Layout coordinate data:

========

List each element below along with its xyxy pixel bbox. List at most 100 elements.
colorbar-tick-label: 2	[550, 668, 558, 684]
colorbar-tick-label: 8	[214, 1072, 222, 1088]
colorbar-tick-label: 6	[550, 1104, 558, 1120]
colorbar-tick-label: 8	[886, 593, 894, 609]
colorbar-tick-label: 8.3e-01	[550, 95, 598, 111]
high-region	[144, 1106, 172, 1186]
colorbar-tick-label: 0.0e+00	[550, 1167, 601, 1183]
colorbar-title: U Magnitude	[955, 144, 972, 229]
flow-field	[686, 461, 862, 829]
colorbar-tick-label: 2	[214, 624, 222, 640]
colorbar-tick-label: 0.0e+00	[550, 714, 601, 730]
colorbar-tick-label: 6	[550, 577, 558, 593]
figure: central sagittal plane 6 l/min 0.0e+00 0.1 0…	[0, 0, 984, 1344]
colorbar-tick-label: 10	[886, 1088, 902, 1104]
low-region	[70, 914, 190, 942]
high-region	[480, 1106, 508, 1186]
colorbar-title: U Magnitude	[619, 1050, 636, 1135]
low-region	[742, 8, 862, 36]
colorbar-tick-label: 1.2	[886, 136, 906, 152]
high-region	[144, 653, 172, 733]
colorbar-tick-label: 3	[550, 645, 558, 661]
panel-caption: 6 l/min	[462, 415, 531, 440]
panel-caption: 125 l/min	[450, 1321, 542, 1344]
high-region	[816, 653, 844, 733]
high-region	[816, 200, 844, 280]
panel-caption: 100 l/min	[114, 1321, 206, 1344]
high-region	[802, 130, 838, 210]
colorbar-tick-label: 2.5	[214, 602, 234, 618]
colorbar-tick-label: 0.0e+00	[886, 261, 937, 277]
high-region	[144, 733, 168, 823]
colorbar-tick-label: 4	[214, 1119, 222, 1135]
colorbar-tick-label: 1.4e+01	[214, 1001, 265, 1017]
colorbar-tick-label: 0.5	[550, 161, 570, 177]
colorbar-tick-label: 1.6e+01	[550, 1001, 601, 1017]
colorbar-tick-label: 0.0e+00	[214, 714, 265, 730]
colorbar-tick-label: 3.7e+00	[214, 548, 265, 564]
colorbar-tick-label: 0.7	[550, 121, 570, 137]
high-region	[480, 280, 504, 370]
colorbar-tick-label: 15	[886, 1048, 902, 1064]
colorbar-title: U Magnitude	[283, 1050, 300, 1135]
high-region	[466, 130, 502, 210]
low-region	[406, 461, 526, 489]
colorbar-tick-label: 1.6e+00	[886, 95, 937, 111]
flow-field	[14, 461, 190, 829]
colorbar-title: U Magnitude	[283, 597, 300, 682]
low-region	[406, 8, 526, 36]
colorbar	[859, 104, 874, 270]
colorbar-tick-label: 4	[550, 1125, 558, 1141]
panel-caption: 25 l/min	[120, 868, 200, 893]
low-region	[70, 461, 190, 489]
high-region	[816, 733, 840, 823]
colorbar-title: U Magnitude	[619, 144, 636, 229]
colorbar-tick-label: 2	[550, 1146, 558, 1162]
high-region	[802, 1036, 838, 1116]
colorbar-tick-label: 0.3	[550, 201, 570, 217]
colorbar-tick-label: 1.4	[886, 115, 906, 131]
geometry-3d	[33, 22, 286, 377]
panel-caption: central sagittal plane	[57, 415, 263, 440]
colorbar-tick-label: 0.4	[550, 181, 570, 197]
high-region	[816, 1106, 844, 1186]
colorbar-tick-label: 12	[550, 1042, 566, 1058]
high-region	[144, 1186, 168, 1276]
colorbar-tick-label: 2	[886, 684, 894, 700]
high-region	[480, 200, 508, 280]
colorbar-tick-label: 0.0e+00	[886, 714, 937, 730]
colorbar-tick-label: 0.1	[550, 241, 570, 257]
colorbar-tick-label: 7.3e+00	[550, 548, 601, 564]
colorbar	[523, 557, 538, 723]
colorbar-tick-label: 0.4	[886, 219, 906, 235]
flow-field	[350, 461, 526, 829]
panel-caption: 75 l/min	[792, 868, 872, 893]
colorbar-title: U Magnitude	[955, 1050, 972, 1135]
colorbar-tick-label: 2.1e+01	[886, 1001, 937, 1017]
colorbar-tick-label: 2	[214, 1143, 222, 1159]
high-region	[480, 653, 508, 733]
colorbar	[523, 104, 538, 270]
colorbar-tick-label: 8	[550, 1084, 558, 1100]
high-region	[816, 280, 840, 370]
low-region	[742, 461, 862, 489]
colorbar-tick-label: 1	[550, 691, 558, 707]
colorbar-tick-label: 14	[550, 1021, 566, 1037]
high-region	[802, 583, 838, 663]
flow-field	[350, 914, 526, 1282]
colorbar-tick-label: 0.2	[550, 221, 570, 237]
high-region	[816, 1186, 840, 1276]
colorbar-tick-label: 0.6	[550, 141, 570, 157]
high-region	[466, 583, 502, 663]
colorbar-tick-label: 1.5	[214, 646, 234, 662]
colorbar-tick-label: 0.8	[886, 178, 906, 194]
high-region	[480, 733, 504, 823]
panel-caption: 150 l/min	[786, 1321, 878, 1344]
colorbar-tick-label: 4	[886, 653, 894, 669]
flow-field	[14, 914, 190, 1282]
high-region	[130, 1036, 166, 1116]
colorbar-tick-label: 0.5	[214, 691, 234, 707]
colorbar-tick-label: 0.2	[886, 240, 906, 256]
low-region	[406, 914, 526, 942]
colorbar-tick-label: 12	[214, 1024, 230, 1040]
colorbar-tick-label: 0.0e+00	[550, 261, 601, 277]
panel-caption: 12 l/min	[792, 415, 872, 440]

========

__WHAT YOU SHOULD DO__. Reproduce the records word for word, from their first line through the line containing "714, 601, 730]".

__ANSWER TO THIS EXERCISE__.
List each element below along with its xyxy pixel bbox. List at most 100 elements.
colorbar-tick-label: 2	[550, 668, 558, 684]
colorbar-tick-label: 8	[214, 1072, 222, 1088]
colorbar-tick-label: 6	[550, 1104, 558, 1120]
colorbar-tick-label: 8	[886, 593, 894, 609]
colorbar-tick-label: 8.3e-01	[550, 95, 598, 111]
high-region	[144, 1106, 172, 1186]
colorbar-tick-label: 0.0e+00	[550, 1167, 601, 1183]
colorbar-title: U Magnitude	[955, 144, 972, 229]
flow-field	[686, 461, 862, 829]
colorbar-tick-label: 2	[214, 624, 222, 640]
colorbar-tick-label: 0.0e+00	[550, 714, 601, 730]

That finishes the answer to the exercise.